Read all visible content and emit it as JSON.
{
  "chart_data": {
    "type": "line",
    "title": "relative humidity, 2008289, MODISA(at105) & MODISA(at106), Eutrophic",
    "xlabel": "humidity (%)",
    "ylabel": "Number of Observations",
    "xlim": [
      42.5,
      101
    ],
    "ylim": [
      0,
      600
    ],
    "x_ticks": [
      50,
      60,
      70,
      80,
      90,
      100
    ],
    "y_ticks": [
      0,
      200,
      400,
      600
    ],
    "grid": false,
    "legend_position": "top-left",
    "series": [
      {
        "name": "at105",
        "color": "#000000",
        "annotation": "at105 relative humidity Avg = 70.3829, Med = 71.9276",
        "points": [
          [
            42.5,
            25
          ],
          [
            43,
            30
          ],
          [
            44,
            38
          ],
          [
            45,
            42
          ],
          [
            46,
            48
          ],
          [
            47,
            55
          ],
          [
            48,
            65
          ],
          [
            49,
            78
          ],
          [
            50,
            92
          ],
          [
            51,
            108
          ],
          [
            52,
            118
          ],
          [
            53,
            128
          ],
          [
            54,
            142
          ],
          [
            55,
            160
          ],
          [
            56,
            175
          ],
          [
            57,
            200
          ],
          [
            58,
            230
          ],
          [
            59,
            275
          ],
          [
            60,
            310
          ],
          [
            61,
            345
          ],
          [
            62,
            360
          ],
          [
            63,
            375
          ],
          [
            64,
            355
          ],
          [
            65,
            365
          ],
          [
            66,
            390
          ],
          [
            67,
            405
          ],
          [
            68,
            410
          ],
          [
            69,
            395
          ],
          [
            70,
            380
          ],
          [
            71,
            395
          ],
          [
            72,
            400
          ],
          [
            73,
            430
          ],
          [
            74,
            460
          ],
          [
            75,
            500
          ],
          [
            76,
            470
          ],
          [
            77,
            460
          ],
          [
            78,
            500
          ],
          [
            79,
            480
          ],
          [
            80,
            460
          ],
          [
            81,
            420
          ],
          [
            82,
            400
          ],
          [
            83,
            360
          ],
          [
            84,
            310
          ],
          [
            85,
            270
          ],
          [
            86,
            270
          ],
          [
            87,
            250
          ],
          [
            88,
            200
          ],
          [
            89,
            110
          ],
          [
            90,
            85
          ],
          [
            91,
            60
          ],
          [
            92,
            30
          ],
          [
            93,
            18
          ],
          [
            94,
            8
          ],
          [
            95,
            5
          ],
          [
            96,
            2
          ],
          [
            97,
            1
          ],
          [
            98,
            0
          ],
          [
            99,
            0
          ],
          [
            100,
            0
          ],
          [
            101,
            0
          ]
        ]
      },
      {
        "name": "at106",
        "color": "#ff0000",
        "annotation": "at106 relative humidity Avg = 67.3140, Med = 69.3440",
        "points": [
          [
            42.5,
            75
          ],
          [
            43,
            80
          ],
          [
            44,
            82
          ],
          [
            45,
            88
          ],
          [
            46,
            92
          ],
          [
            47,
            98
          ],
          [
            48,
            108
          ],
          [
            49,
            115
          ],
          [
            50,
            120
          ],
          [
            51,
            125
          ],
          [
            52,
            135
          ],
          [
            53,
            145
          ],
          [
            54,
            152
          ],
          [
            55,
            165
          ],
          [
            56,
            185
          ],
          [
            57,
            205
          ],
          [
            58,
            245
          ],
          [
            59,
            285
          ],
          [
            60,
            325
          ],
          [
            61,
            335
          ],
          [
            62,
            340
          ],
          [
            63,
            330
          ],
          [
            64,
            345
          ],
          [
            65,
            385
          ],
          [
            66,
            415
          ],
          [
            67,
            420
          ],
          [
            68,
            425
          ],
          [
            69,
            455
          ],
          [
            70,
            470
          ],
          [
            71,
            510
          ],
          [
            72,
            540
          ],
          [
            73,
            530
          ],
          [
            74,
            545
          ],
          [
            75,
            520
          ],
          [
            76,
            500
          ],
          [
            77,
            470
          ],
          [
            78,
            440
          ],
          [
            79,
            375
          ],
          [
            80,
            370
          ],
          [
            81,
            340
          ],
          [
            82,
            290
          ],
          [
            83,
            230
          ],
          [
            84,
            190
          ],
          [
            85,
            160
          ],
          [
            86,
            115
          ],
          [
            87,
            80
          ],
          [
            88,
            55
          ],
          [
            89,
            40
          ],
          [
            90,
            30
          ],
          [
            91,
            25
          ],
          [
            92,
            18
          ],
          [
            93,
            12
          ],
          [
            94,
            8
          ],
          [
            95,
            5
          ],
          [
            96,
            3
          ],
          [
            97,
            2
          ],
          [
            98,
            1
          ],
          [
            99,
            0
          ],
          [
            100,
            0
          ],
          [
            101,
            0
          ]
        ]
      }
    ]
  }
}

◆ ◆ ◆ ◆

**Exercise instructions:** Reproduce each record exactly, leaving nothing out.

**Response to the exercise:**
Read all visible content and emit it as JSON.
{
  "chart_data": {
    "type": "line",
    "title": "relative humidity, 2008289, MODISA(at105) & MODISA(at106), Eutrophic",
    "xlabel": "humidity (%)",
    "ylabel": "Number of Observations",
    "xlim": [
      42.5,
      101
    ],
    "ylim": [
      0,
      600
    ],
    "x_ticks": [
      50,
      60,
      70,
      80,
      90,
      100
    ],
    "y_ticks": [
      0,
      200,
      400,
      600
    ],
    "grid": false,
    "legend_position": "top-left",
    "series": [
      {
        "name": "at105",
        "color": "#000000",
        "annotation": "at105 relative humidity Avg = 70.3829, Med = 71.9276",
        "points": [
          [
            42.5,
            25
          ],
          [
            43,
            30
          ],
          [
            44,
            38
          ],
          [
            45,
            42
          ],
          [
            46,
            48
          ],
          [
            47,
            55
          ],
          [
            48,
            65
          ],
          [
            49,
            78
          ],
          [
            50,
            92
          ],
          [
            51,
            108
          ],
          [
            52,
            118
          ],
          [
            53,
            128
          ],
          [
            54,
            142
          ],
          [
            55,
            160
          ],
          [
            56,
            175
          ],
          [
            57,
            200
          ],
          [
            58,
            230
          ],
          [
            59,
            275
          ],
          [
            60,
            310
          ],
          [
            61,
            345
          ],
          [
            62,
            360
          ],
          [
            63,
            375
          ],
          [
            64,
            355
          ],
          [
            65,
            365
          ],
          [
            66,
            390
          ],
          [
            67,
            405
          ],
          [
            68,
            410
          ],
          [
            69,
            395
          ],
          [
            70,
            380
          ],
          [
            71,
            395
          ],
          [
            72,
            400
          ],
          [
            73,
            430
          ],
          [
            74,
            460
          ],
          [
            75,
            500
          ],
          [
            76,
            470
          ],
          [
            77,
            460
          ],
          [
            78,
            500
          ],
          [
            79,
            480
          ],
          [
            80,
            460
          ],
          [
            81,
            420
          ],
          [
            82,
            400
          ],
          [
            83,
            360
          ],
          [
            84,
            310
          ],
          [
            85,
            270
          ],
          [
            86,
            270
          ],
          [
            87,
            250
          ],
          [
            88,
            200
          ],
          [
            89,
            110
          ],
          [
            90,
            85
          ],
          [
            91,
            60
          ],
          [
            92,
            30
          ],
          [
            93,
            18
          ],
          [
            94,
            8
          ],
          [
            95,
            5
          ],
          [
            96,
            2
          ],
          [
            97,
            1
          ],
          [
            98,
            0
          ],
          [
            99,
            0
          ],
          [
            100,
            0
          ],
          [
            101,
            0
          ]
        ]
      },
      {
        "name": "at106",
        "color": "#ff0000",
        "annotation": "at106 relative humidity Avg = 67.3140, Med = 69.3440",
        "points": [
          [
            42.5,
            75
          ],
          [
            43,
            80
          ],
          [
            44,
            82
          ],
          [
            45,
            88
          ],
          [
            46,
            92
          ],
          [
            47,
            98
          ],
          [
            48,
            108
          ],
          [
            49,
            115
          ],
          [
            50,
            120
          ],
          [
            51,
            125
          ],
          [
            52,
            135
          ],
          [
            53,
            145
          ],
          [
            54,
            152
          ],
          [
            55,
            165
          ],
          [
            56,
            185
          ],
          [
            57,
            205
          ],
          [
            58,
            245
          ],
          [
            59,
            285
          ],
          [
            60,
            325
          ],
          [
            61,
            335
          ],
          [
            62,
            340
          ],
          [
            63,
            330
          ],
          [
            64,
            345
          ],
          [
            65,
            385
          ],
          [
            66,
            415
          ],
          [
            67,
            420
          ],
          [
            68,
            425
          ],
          [
            69,
            455
          ],
          [
            70,
            470
          ],
          [
            71,
            510
          ],
          [
            72,
            540
          ],
          [
            73,
            530
          ],
          [
            74,
            545
          ],
          [
            75,
            520
          ],
          [
            76,
            500
          ],
          [
            77,
            470
          ],
          [
            78,
            440
          ],
          [
            79,
            375
          ],
          [
            80,
            370
          ],
          [
            81,
            340
          ],
          [
            82,
            290
          ],
          [
            83,
            230
          ],
          [
            84,
            190
          ],
          [
            85,
            160
          ],
          [
            86,
            115
          ],
          [
            87,
            80
          ],
          [
            88,
            55
          ],
          [
            89,
            40
          ],
          [
            90,
            30
          ],
          [
            91,
            25
          ],
          [
            92,
            18
          ],
          [
            93,
            12
          ],
          [
            94,
            8
          ],
          [
            95,
            5
          ],
          [
            96,
            3
          ],
          [
            97,
            2
          ],
          [
            98,
            1
          ],
          [
            99,
            0
          ],
          [
            100,
            0
          ],
          [
            101,
            0
          ]
        ]
      }
    ]
  }
}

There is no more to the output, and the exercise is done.